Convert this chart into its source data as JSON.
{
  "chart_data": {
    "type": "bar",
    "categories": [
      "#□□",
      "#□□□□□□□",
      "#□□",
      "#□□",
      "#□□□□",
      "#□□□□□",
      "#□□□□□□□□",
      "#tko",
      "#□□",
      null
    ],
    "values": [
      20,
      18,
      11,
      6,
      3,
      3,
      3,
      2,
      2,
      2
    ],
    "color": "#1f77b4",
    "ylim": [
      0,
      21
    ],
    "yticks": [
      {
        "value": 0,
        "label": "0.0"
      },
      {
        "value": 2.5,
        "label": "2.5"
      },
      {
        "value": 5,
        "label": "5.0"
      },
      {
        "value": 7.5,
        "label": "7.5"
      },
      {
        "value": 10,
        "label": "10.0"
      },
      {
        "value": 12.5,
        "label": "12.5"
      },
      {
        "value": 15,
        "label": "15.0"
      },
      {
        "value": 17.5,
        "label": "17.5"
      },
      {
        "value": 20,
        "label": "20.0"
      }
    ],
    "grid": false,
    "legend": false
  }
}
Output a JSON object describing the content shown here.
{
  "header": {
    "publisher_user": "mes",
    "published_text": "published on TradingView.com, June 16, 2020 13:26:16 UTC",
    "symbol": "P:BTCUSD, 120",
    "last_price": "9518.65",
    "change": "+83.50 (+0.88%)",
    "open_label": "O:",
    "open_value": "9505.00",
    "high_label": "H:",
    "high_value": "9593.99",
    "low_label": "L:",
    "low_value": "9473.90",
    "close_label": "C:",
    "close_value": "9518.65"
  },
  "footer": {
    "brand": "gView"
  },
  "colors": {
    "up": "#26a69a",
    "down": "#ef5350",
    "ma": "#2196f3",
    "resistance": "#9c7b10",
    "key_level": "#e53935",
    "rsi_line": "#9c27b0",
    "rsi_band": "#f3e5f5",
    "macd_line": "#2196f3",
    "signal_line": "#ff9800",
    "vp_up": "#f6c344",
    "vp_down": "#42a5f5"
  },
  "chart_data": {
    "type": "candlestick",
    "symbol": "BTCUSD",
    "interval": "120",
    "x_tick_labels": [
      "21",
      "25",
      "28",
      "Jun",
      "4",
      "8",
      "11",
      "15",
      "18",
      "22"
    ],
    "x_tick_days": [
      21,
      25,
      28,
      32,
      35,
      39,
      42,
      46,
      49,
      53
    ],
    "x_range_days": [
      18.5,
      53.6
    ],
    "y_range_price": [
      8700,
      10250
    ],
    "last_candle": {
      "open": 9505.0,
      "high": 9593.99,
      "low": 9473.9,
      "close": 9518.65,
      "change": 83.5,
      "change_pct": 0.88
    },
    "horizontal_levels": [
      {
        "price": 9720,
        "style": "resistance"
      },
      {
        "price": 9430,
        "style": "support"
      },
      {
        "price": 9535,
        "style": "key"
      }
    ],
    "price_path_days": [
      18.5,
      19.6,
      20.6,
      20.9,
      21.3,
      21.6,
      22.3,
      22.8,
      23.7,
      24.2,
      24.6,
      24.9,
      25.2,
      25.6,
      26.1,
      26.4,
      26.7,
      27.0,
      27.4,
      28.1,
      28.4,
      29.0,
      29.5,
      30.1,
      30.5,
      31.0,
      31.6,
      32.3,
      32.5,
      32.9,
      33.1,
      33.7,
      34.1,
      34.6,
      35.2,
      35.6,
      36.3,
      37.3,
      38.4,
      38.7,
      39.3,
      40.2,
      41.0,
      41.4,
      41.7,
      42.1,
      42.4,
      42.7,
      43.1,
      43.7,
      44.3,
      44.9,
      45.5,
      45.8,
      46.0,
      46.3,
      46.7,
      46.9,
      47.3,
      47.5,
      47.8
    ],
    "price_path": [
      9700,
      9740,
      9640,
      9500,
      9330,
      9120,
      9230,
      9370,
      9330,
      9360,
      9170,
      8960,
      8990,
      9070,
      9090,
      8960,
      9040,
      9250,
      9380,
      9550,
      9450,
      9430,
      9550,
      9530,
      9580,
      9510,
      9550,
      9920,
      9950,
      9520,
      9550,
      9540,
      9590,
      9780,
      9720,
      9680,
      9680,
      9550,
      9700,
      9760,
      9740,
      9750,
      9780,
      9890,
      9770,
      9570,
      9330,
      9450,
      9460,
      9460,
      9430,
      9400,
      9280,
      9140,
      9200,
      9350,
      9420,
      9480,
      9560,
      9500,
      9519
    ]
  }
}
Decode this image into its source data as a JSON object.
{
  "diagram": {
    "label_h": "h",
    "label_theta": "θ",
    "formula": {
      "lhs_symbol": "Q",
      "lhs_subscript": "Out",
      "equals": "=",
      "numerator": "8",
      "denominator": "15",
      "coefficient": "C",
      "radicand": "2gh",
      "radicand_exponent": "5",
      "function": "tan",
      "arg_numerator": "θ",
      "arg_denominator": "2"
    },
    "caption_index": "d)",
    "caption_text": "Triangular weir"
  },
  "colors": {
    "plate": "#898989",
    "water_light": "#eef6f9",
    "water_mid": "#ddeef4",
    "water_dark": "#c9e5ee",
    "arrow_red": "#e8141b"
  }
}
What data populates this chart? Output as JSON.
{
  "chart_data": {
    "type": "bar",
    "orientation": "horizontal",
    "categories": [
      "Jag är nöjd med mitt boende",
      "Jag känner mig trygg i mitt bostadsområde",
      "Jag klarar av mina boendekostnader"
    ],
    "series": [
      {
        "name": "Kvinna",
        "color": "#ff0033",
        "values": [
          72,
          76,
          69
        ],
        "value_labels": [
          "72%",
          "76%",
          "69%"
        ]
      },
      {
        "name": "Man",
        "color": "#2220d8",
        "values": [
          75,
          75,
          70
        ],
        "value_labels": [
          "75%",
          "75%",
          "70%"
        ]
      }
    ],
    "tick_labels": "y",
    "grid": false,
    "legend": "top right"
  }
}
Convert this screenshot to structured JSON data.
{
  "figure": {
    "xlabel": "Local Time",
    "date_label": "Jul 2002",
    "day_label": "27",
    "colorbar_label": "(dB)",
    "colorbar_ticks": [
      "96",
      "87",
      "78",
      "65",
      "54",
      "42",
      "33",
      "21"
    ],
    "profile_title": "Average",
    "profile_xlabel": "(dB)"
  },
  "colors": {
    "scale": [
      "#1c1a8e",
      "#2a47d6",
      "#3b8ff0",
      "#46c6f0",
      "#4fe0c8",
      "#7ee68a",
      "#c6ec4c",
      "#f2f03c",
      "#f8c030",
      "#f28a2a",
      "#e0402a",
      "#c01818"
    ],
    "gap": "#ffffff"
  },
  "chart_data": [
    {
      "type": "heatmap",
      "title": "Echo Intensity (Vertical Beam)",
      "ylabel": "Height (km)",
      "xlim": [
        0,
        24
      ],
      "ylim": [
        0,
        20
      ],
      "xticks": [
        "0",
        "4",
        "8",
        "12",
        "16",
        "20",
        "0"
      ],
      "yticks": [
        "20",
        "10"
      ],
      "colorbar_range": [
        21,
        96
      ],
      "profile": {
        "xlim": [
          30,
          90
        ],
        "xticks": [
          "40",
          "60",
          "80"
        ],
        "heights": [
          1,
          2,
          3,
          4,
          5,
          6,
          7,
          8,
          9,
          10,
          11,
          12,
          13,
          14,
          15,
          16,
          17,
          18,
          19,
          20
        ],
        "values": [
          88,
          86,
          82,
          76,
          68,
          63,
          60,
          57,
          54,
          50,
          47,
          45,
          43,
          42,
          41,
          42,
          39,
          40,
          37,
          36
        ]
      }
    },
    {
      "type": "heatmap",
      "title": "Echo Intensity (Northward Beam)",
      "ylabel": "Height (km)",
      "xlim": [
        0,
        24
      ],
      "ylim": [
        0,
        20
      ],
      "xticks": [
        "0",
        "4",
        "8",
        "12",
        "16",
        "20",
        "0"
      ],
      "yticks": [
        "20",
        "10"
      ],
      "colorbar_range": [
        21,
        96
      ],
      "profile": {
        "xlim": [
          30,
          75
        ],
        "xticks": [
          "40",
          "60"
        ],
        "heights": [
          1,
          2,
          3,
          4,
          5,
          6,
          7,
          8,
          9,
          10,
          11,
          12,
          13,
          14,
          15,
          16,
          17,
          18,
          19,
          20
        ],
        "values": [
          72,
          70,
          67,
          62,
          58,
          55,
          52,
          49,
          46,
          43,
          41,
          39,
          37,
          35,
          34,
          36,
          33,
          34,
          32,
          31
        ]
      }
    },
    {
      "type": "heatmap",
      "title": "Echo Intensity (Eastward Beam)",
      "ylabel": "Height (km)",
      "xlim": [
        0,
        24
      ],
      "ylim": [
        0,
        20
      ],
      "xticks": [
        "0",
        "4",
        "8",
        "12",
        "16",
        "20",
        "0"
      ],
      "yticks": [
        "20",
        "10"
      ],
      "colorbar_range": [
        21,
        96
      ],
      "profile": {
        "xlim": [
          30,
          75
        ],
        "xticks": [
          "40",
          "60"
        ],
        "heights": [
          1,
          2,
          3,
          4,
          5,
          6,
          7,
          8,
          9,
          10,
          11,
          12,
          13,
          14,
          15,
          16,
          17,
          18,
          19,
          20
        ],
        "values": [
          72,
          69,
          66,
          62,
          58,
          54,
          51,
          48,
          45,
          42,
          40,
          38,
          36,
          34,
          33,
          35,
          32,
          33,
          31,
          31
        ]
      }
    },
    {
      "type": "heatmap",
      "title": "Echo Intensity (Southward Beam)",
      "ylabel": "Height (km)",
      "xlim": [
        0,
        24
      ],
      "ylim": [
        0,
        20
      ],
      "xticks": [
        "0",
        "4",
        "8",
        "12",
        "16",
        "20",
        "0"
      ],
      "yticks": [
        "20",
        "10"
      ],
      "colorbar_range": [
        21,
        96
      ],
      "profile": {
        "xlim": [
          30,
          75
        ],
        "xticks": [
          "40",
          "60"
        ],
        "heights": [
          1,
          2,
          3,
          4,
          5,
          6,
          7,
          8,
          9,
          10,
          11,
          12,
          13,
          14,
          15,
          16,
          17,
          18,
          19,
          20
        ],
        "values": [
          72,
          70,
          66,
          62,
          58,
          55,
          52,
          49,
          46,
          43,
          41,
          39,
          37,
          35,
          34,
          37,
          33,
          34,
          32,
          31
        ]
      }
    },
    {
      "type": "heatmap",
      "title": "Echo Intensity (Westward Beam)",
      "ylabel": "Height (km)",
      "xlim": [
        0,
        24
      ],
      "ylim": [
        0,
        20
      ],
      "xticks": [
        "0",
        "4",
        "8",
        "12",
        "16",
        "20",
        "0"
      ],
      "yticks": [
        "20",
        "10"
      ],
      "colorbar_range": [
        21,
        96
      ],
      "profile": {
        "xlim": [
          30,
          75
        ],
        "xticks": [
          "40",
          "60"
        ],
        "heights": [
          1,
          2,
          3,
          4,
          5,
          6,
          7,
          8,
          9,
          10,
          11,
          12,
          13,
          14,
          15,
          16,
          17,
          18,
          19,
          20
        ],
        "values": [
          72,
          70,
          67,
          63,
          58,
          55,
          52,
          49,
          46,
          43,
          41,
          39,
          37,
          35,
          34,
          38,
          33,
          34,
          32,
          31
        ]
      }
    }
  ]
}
* * * * *
Requirement:
Search the records for the word "style". Copy every line that has it.

Response:
        "style": "resistance"
        "style": "support"
        "style": "key"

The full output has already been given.